- [STATED PROBLEM]
Reproduce all the lines exactly as they stand, apart from the pictures.

+++

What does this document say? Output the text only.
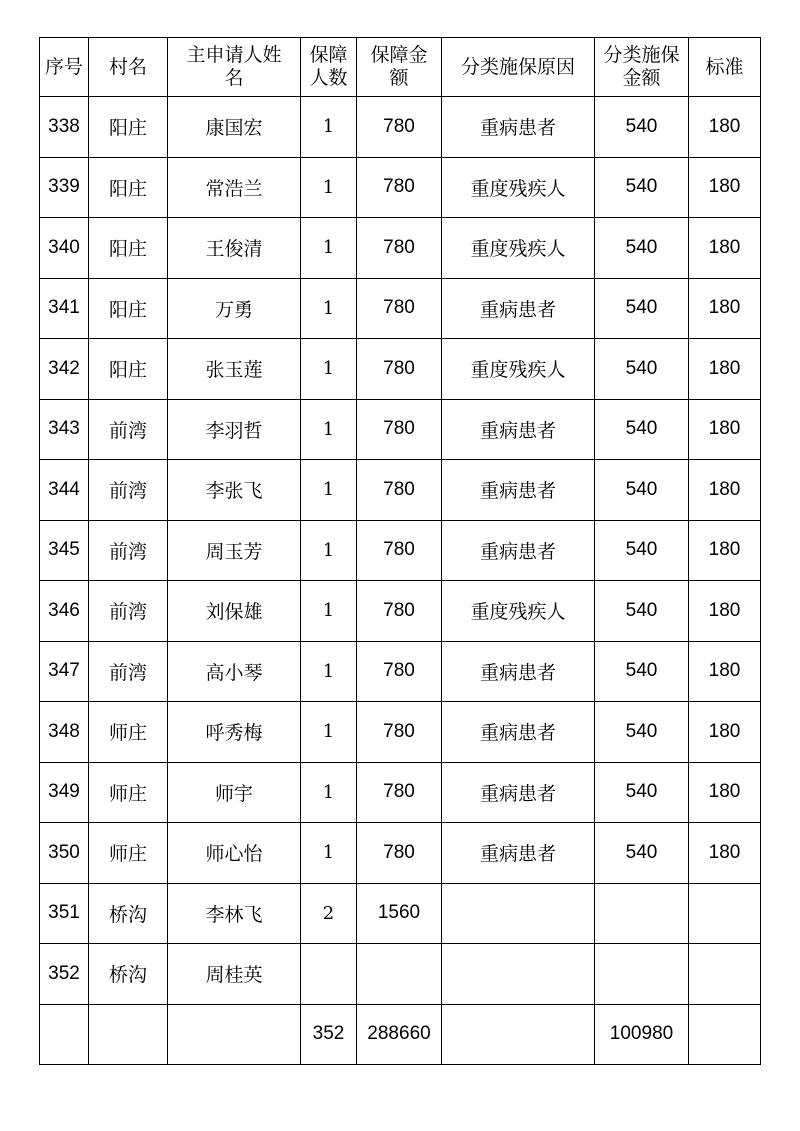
序号	村名	主申请人姓名	保障人数	保障金额	分类施保原因	分类施保金额	标准
338	阳庄	康国宏	1	780	重病患者	540	180
339	阳庄	常浩兰	1	780	重度残疾人	540	180
340	阳庄	王俊清	1	780	重度残疾人	540	180
341	阳庄	万勇	1	780	重病患者	540	180
342	阳庄	张玉莲	1	780	重度残疾人	540	180
343	前湾	李羽哲	1	780	重病患者	540	180
344	前湾	李张飞	1	780	重病患者	540	180
345	前湾	周玉芳	1	780	重病患者	540	180
346	前湾	刘保雄	1	780	重度残疾人	540	180
347	前湾	高小琴	1	780	重病患者	540	180
348	师庄	呼秀梅	1	780	重病患者	540	180
349	师庄	师宇	1	780	重病患者	540	180
350	师庄	师心怡	1	780	重病患者	540	180
351	桥沟	李林飞	2	1560			
352	桥沟	周桂英					
			352	288660		100980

+++

- [OUTPUT]
What does this document say? Output the text only.
序号	村名	主申请人姓名	保障人数	保障金额	分类施保原因	分类施保金额	标准
338	阳庄	康国宏	1	780	重病患者	540	180
339	阳庄	常浩兰	1	780	重度残疾人	540	180
340	阳庄	王俊清	1	780	重度残疾人	540	180
341	阳庄	万勇	1	780	重病患者	540	180
342	阳庄	张玉莲	1	780	重度残疾人	540	180
343	前湾	李羽哲	1	780	重病患者	540	180
344	前湾	李张飞	1	780	重病患者	540	180
345	前湾	周玉芳	1	780	重病患者	540	180
346	前湾	刘保雄	1	780	重度残疾人	540	180
347	前湾	高小琴	1	780	重病患者	540	180
348	师庄	呼秀梅	1	780	重病患者	540	180
349	师庄	师宇	1	780	重病患者	540	180
350	师庄	师心怡	1	780	重病患者	540	180
351	桥沟	李林飞	2	1560			
352	桥沟	周桂英					
			352	288660		100980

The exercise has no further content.